Stored items:
* BEGIN *
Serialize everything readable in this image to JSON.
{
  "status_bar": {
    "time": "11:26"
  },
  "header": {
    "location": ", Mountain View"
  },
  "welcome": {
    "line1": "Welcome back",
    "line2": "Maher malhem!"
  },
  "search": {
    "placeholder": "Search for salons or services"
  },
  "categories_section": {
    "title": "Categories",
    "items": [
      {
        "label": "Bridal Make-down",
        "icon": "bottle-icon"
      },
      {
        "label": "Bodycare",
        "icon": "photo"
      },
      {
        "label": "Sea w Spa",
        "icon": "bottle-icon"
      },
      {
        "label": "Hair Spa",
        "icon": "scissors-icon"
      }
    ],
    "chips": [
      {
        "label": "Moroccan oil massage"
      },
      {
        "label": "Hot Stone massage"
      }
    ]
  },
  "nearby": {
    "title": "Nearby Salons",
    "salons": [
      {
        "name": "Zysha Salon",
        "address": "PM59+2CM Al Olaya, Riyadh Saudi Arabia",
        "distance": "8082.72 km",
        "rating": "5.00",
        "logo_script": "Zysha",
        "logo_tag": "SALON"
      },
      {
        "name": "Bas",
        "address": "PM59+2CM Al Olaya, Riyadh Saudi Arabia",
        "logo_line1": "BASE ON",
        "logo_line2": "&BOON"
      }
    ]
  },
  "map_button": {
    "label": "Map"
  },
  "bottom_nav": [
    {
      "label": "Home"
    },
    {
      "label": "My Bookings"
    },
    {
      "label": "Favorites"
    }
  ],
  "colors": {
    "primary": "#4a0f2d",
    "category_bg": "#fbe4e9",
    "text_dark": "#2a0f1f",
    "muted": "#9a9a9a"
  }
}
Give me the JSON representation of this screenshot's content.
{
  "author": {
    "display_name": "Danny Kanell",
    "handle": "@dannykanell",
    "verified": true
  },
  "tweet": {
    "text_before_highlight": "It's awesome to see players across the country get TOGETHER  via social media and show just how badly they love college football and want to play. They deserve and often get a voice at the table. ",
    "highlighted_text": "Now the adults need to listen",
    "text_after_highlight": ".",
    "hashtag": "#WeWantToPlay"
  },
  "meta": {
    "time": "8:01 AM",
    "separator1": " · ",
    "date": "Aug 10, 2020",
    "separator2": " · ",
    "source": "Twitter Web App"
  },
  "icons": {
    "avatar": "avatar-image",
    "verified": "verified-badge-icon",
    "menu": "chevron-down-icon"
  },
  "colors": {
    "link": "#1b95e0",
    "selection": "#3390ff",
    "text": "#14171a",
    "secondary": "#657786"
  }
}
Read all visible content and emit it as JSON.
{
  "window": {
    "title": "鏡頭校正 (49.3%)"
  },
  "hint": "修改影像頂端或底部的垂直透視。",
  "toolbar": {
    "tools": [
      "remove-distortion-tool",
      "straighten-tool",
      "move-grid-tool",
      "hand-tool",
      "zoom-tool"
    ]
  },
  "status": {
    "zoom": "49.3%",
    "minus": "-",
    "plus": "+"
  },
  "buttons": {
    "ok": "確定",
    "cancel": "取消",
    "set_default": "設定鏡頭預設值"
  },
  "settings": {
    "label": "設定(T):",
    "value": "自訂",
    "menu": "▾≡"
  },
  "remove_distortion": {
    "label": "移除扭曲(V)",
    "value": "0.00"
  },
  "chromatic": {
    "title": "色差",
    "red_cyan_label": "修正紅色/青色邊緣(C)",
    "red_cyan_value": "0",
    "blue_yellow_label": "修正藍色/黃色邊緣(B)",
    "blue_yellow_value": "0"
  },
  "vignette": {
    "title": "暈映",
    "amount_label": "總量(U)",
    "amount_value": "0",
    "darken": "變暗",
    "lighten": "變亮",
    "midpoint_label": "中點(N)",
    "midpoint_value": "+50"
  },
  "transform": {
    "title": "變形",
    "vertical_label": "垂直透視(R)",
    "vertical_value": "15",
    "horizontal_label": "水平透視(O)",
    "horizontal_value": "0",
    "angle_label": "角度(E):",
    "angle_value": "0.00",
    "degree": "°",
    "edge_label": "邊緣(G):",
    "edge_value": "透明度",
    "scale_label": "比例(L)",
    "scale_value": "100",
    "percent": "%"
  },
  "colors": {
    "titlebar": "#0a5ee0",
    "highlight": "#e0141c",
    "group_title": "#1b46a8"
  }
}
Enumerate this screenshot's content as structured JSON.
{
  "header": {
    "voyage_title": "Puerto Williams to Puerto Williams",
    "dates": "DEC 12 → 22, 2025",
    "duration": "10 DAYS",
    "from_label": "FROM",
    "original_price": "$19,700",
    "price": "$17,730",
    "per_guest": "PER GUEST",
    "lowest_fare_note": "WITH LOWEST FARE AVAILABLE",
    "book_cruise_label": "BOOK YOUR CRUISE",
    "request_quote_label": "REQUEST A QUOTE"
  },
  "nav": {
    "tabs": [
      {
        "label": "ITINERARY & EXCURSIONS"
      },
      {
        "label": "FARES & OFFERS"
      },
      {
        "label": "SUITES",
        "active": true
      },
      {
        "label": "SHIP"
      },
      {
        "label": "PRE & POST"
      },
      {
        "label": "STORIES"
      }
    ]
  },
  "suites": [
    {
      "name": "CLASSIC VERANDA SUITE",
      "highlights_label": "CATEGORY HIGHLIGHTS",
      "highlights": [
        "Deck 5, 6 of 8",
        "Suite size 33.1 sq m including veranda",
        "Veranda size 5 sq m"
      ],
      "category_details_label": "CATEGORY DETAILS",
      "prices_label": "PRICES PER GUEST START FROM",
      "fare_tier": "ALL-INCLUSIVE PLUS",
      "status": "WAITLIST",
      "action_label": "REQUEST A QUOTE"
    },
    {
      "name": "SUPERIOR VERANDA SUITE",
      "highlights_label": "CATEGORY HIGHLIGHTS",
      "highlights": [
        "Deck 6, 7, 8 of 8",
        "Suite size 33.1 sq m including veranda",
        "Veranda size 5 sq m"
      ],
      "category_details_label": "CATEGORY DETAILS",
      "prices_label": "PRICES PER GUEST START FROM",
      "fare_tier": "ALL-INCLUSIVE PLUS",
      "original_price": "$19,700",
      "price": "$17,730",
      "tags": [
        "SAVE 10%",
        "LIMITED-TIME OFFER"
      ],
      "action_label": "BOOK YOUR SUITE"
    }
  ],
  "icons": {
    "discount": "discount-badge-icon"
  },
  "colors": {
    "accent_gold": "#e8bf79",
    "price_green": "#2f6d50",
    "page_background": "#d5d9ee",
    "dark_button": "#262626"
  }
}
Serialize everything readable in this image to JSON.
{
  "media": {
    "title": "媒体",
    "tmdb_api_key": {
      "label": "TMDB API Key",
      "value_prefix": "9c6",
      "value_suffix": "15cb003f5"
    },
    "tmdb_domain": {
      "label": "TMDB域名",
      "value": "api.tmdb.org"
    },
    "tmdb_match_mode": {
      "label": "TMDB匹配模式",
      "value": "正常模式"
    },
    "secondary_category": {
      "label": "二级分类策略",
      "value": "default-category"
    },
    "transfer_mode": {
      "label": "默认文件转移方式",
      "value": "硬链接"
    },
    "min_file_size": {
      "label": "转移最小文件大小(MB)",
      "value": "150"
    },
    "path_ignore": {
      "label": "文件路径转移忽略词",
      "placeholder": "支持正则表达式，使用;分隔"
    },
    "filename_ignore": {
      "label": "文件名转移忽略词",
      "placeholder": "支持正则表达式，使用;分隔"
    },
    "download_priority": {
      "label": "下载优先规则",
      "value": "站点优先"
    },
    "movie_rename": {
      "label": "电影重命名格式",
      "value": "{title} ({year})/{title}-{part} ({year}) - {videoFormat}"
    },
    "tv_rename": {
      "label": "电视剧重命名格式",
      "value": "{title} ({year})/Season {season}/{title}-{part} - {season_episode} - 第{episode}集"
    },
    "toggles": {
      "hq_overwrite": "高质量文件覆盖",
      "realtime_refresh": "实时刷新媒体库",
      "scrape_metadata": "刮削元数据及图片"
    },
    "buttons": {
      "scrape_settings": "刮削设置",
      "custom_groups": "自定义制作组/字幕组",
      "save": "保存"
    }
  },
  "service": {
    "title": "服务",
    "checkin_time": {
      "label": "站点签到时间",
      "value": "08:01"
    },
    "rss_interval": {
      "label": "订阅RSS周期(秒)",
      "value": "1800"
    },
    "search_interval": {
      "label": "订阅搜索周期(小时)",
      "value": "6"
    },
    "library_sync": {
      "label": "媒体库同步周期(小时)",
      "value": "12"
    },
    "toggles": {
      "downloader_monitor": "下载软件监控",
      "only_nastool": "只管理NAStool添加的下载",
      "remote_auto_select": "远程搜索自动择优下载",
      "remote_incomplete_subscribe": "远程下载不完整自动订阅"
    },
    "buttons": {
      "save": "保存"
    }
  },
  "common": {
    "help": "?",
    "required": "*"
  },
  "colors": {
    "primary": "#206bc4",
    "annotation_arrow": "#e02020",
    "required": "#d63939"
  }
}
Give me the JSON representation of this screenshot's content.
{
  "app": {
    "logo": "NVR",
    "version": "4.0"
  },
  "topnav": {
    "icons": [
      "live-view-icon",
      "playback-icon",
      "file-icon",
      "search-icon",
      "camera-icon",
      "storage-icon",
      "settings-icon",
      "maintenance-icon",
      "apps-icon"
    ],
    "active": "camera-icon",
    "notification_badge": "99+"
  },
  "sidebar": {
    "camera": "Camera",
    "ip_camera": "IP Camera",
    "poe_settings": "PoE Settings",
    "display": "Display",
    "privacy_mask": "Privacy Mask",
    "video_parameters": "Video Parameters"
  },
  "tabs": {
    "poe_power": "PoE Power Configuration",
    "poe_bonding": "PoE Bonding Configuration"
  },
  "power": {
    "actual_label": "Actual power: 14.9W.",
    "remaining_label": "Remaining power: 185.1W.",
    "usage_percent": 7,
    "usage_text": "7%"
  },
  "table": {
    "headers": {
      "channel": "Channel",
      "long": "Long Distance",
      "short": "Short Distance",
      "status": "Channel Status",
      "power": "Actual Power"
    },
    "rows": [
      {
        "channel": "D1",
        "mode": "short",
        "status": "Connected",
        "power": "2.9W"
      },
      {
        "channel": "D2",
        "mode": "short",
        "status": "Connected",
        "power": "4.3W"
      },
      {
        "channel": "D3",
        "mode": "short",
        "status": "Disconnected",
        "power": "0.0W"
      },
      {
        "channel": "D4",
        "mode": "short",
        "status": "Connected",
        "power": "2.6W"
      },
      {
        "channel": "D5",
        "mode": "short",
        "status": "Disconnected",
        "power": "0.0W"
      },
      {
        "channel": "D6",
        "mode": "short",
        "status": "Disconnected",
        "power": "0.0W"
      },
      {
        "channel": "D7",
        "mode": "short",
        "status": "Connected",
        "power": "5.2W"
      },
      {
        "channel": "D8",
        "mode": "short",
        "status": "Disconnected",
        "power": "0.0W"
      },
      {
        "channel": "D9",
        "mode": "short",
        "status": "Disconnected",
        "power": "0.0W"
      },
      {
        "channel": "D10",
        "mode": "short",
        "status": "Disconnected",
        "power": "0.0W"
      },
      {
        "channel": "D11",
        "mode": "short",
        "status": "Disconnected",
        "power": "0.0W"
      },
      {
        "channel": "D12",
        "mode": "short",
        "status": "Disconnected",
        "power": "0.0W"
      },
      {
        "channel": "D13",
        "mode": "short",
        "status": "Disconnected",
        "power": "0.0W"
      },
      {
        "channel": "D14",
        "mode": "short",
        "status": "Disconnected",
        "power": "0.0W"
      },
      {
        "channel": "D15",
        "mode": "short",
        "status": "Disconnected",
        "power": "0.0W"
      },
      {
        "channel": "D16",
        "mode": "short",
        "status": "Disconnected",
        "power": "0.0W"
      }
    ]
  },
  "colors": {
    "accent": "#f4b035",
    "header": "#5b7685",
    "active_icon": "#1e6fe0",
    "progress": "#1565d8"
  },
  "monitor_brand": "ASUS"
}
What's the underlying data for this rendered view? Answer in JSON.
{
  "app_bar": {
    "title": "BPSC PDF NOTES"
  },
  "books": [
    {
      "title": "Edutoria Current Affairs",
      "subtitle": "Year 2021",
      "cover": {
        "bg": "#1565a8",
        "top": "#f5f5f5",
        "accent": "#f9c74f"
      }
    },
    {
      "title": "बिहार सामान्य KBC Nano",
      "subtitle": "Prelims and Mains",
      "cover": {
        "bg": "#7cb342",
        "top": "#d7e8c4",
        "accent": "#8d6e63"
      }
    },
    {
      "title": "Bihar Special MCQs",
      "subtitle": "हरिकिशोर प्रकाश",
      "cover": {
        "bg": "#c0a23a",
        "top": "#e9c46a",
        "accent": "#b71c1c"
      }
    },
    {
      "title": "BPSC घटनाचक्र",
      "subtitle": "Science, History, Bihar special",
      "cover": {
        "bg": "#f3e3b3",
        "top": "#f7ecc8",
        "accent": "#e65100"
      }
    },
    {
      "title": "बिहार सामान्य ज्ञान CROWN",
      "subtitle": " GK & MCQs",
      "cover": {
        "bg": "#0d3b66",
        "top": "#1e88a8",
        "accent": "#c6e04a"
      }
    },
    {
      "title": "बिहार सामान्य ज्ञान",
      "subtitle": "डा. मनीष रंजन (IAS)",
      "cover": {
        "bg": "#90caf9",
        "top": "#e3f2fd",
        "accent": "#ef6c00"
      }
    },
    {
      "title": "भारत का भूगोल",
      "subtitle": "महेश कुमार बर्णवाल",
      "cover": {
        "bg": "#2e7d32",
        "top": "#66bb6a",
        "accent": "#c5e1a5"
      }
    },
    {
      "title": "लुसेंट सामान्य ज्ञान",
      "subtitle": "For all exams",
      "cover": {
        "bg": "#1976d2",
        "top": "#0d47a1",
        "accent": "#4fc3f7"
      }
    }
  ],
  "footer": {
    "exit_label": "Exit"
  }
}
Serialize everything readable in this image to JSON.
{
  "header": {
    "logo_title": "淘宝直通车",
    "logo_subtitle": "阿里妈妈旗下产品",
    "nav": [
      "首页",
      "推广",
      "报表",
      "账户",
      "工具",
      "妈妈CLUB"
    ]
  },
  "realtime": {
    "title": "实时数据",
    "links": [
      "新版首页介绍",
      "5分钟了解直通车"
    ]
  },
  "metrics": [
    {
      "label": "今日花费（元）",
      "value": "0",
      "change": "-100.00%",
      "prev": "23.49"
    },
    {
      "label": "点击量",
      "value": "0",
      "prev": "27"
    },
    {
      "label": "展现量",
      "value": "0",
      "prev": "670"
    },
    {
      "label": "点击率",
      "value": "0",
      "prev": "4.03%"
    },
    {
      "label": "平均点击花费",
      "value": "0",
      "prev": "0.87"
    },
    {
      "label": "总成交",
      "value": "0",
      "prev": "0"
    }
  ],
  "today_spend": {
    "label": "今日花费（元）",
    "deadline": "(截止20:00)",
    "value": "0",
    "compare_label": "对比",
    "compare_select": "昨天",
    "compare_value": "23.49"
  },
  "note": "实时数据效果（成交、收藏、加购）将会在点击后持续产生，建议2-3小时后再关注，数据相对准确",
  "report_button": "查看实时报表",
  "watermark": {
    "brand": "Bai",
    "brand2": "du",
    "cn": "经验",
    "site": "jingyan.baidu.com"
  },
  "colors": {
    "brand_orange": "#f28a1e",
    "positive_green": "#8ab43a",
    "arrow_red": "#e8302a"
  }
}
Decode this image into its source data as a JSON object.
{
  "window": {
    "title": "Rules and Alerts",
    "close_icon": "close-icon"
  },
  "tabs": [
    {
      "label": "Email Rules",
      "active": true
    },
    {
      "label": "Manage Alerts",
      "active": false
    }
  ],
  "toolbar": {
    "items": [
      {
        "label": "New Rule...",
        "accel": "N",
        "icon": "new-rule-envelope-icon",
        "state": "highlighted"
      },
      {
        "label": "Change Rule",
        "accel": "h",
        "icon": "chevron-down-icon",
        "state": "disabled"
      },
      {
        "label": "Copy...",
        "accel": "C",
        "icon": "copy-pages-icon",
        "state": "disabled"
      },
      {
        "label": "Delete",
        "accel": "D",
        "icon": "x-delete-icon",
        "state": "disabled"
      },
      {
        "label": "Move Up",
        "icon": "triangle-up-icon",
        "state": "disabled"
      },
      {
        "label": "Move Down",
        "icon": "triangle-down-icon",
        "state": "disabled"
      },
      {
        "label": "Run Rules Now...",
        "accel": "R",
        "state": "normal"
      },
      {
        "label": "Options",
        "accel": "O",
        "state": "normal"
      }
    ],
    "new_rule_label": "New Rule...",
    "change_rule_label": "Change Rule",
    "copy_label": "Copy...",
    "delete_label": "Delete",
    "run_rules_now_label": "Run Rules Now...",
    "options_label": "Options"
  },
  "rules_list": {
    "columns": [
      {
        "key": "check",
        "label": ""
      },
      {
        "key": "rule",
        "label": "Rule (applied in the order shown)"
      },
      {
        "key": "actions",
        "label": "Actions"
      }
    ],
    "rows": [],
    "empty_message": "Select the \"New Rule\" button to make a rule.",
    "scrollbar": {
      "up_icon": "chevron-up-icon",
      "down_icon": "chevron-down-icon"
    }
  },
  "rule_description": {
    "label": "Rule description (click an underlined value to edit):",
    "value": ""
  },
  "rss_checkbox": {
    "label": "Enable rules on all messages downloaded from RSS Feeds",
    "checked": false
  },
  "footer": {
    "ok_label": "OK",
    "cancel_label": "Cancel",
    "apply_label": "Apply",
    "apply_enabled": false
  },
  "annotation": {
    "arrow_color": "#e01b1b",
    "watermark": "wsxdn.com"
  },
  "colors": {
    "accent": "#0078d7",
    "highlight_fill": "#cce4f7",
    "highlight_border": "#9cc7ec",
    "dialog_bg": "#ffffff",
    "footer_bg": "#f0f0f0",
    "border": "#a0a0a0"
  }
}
* END *
§ **What you are asked to do**
How many lines of the records contain the string "part"? Respond with the number alone.

§ **Solution for this exercise**
2